===== Exercise materials
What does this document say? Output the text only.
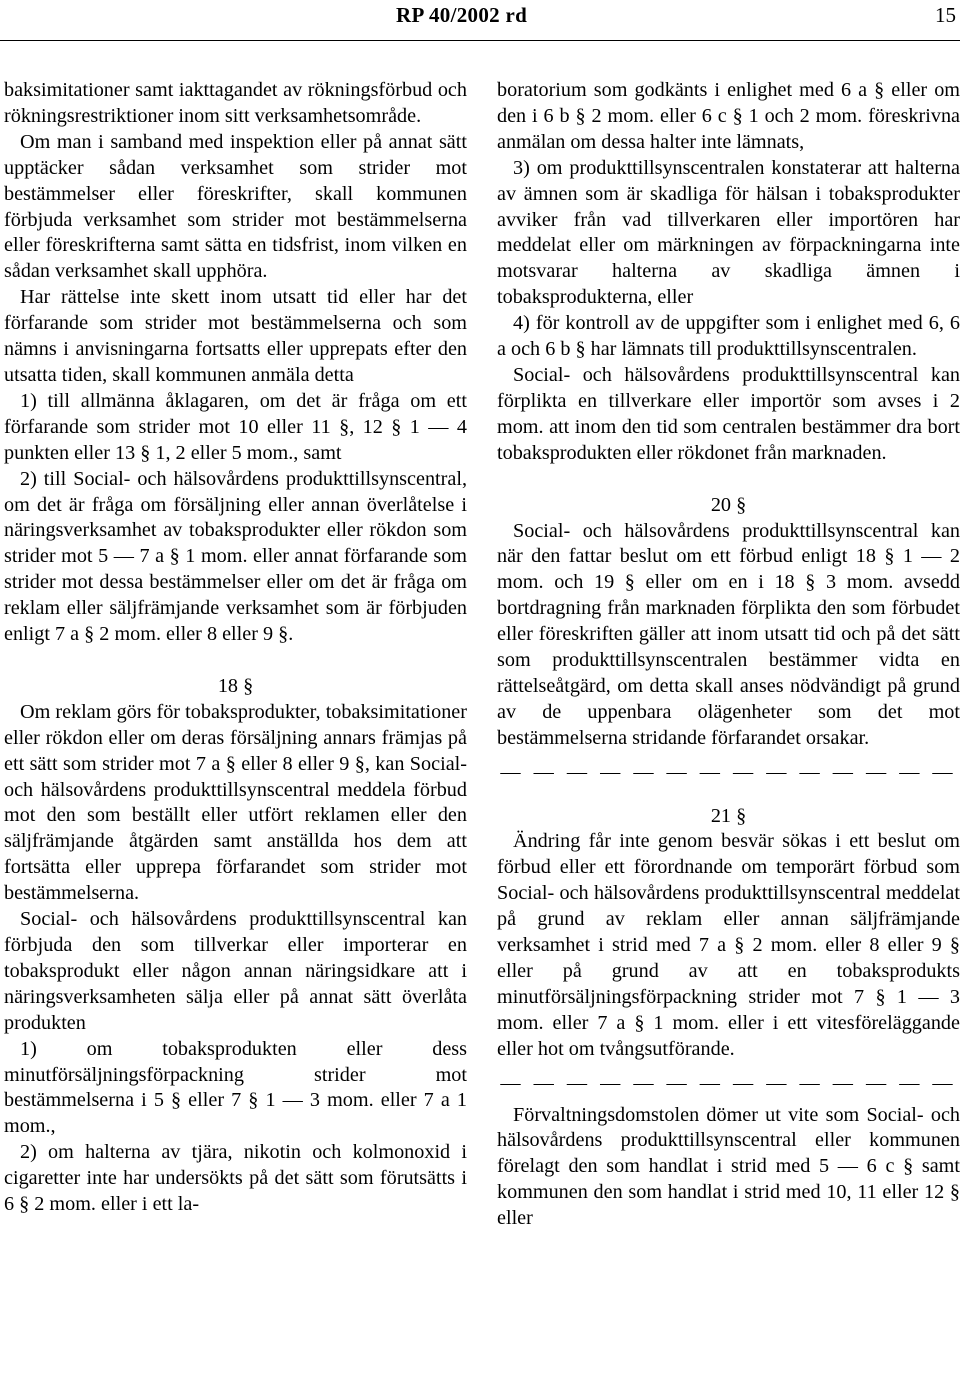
RP 40/2002 rd	15

baksimitationer samt iakttagandet av rökningsförbud och rökningsrestriktioner inom sitt verksamhetsområde.

Om man i samband med inspektion eller på annat sätt upptäcker sådan verksamhet som strider mot bestämmelser eller föreskrifter, skall kommunen förbjuda verksamhet som strider mot bestämmelserna eller föreskrifterna samt sätta en tidsfrist, inom vilken en sådan verksamhet skall upphöra.

Har rättelse inte skett inom utsatt tid eller har det förfarande som strider mot bestämmelserna och som nämns i anvisningarna fortsatts eller upprepats efter den utsatta tiden, skall kommunen anmäla detta

1) till allmänna åklagaren, om det är fråga om ett förfarande som strider mot 10 eller 11 §, 12 § 1 — 4 punkten eller 13 § 1, 2 eller 5 mom., samt

2) till Social- och hälsovårdens produkttillsynscentral, om det är fråga om försäljning eller annan överlåtelse i näringsverksamhet av tobaksprodukter eller rökdon som strider mot 5 — 7 a § 1 mom. eller annat förfarande som strider mot dessa bestämmelser eller om det är fråga om reklam eller säljfrämjande verksamhet som är förbjuden enligt 7 a § 2 mom. eller 8 eller 9 §.

18 §

Om reklam görs för tobaksprodukter, tobaksimitationer eller rökdon eller om deras försäljning annars främjas på ett sätt som strider mot 7 a § eller 8 eller 9 §, kan Social- och hälsovårdens produkttillsynscentral meddela förbud mot den som beställt eller utfört reklamen eller den säljfrämjande åtgärden samt anställda hos dem att fortsätta eller upprepa förfarandet som strider mot bestämmelserna.

Social- och hälsovårdens produkttillsynscentral kan förbjuda den som tillverkar eller importerar en tobaksprodukt eller någon annan näringsidkare att i näringsverksamheten sälja eller på annat sätt överlåta produkten

1) om tobaksprodukten eller dess minutförsäljningsförpackning strider mot bestämmelserna i 5 § eller 7 § 1 — 3 mom. eller 7 a 1 mom.,

2) om halterna av tjära, nikotin och kolmonoxid i cigaretter inte har undersökts på det sätt som förutsätts i 6 § 2 mom. eller i ett la-

boratorium som godkänts i enlighet med 6 a § eller om den i 6 b § 2 mom. eller 6 c § 1 och 2 mom. föreskrivna anmälan om dessa halter inte lämnats,

3) om produkttillsynscentralen konstaterar att halterna av ämnen som är skadliga för hälsan i tobaksprodukter avviker från vad tillverkaren eller importören har meddelat eller om märkningen av förpackningarna inte motsvarar halterna av skadliga ämnen i tobaksprodukterna, eller

4) för kontroll av de uppgifter som i enlighet med 6, 6 a och 6 b § har lämnats till produkttillsynscentralen.

Social- och hälsovårdens produkttillsynscentral kan förplikta en tillverkare eller importör som avses i 2 mom. att inom den tid som centralen bestämmer dra bort tobaksprodukten eller rökdonet från marknaden.

20 §

Social- och hälsovårdens produkttillsynscentral kan när den fattar beslut om ett förbud enligt 18 § 1 — 2 mom. och 19 § eller om en i 18 § 3 mom. avsedd bortdragning från marknaden förplikta den som förbudet eller föreskriften gäller att inom utsatt tid och på det sätt som produkttillsynscentralen bestämmer vidta en rättelseåtgärd, om detta skall anses nödvändigt på grund av de uppenbara olägenheter som det mot bestämmelserna stridande förfarandet orsakar.

— — — — — — — — — — — — — —

21 §

Ändring får inte genom besvär sökas i ett beslut om förbud eller ett förordnande om temporärt förbud som Social- och hälsovårdens produkttillsynscentral meddelat på grund av reklam eller annan säljfrämjande verksamhet i strid med 7 a § 2 mom. eller 8 eller 9 § eller på grund av att en tobaksprodukts minutförsäljningsförpackning strider mot 7 § 1 — 3 mom. eller 7 a § 1 mom. eller i ett vitesföreläggande eller hot om tvångsutförande.

— — — — — — — — — — — — — —

Förvaltningsdomstolen dömer ut vite som Social- och hälsovårdens produkttillsynscentral eller kommunen förelagt den som handlat i strid med 5 — 6 c § samt kommunen den som handlat i strid med 10, 11 eller 12 § eller
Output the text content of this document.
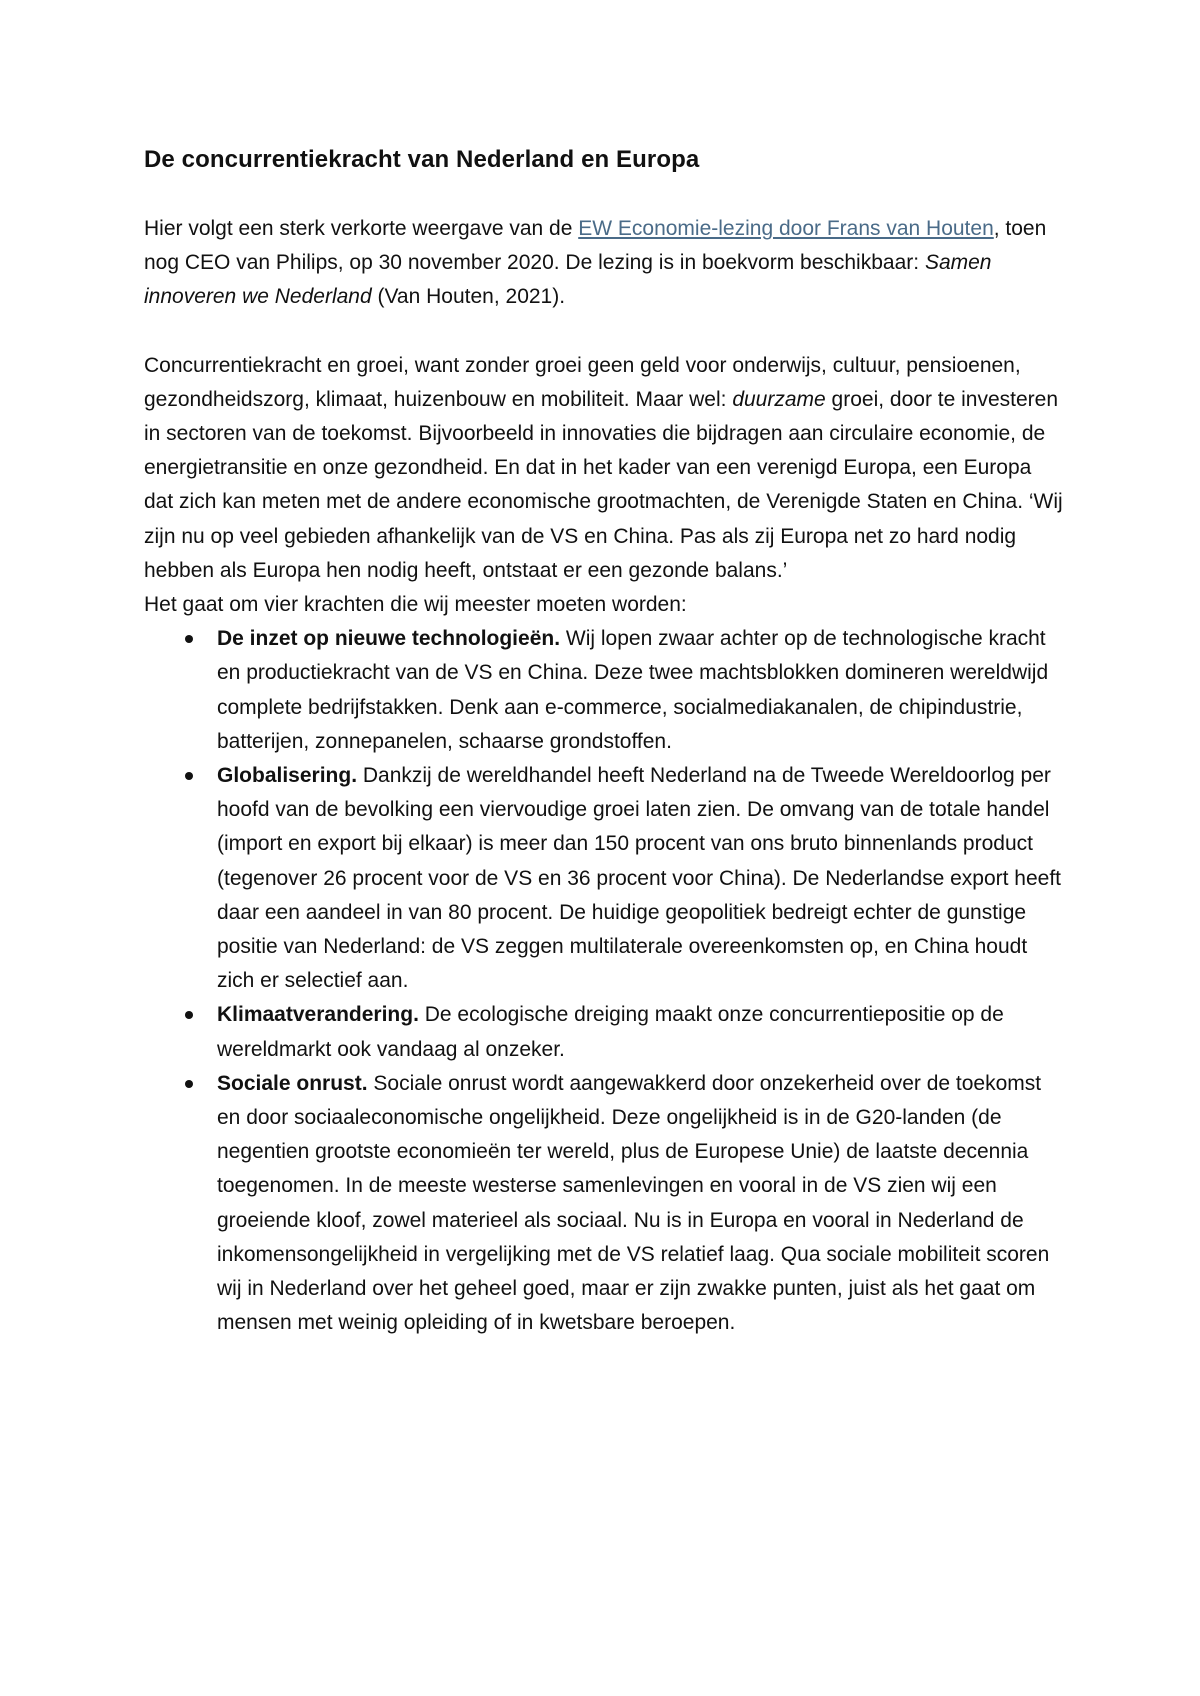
De concurrentiekracht van Nederland en Europa

Hier volgt een sterk verkorte weergave van de EW Economie-lezing door Frans van Houten, toen nog CEO van Philips, op 30 november 2020. De lezing is in boekvorm beschikbaar: Samen innoveren we Nederland (Van Houten, 2021).

Concurrentiekracht en groei, want zonder groei geen geld voor onderwijs, cultuur, pensioenen, gezondheidszorg, klimaat, huizenbouw en mobiliteit. Maar wel: duurzame groei, door te investeren in sectoren van de toekomst. Bijvoorbeeld in innovaties die bijdragen aan circulaire economie, de energietransitie en onze gezondheid. En dat in het kader van een verenigd Europa, een Europa dat zich kan meten met de andere economische grootmachten, de Verenigde Staten en China. ‘Wij zijn nu op veel gebieden afhankelijk van de VS en China. Pas als zij Europa net zo hard nodig hebben als Europa hen nodig heeft, ontstaat er een gezonde balans.’

Het gaat om vier krachten die wij meester moeten worden:

De inzet op nieuwe technologieën. Wij lopen zwaar achter op de technologische kracht en productiekracht van de VS en China. Deze twee machtsblokken domineren wereldwijd complete bedrijfstakken. Denk aan e-commerce, socialmediakanalen, de chipindustrie, batterijen, zonnepanelen, schaarse grondstoffen.
Globalisering. Dankzij de wereldhandel heeft Nederland na de Tweede Wereldoorlog per hoofd van de bevolking een viervoudige groei laten zien. De omvang van de totale handel (import en export bij elkaar) is meer dan 150 procent van ons bruto binnenlands product (tegenover 26 procent voor de VS en 36 procent voor China). De Nederlandse export heeft daar een aandeel in van 80 procent. De huidige geopolitiek bedreigt echter de gunstige positie van Nederland: de VS zeggen multilaterale overeenkomsten op, en China houdt zich er selectief aan.
Klimaatverandering. De ecologische dreiging maakt onze concurrentiepositie op de wereldmarkt ook vandaag al onzeker.
Sociale onrust. Sociale onrust wordt aangewakkerd door onzekerheid over de toekomst en door sociaaleconomische ongelijkheid. Deze ongelijkheid is in de G20-landen (de negentien grootste economieën ter wereld, plus de Europese Unie) de laatste decennia toegenomen. In de meeste westerse samenlevingen en vooral in de VS zien wij een groeiende kloof, zowel materieel als sociaal. Nu is in Europa en vooral in Nederland de inkomensongelijkheid in vergelijking met de VS relatief laag. Qua sociale mobiliteit scoren wij in Nederland over het geheel goed, maar er zijn zwakke punten, juist als het gaat om mensen met weinig opleiding of in kwetsbare beroepen.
==========
Some lines in the data above may hold the word "inte". Say how many, with no other words.

5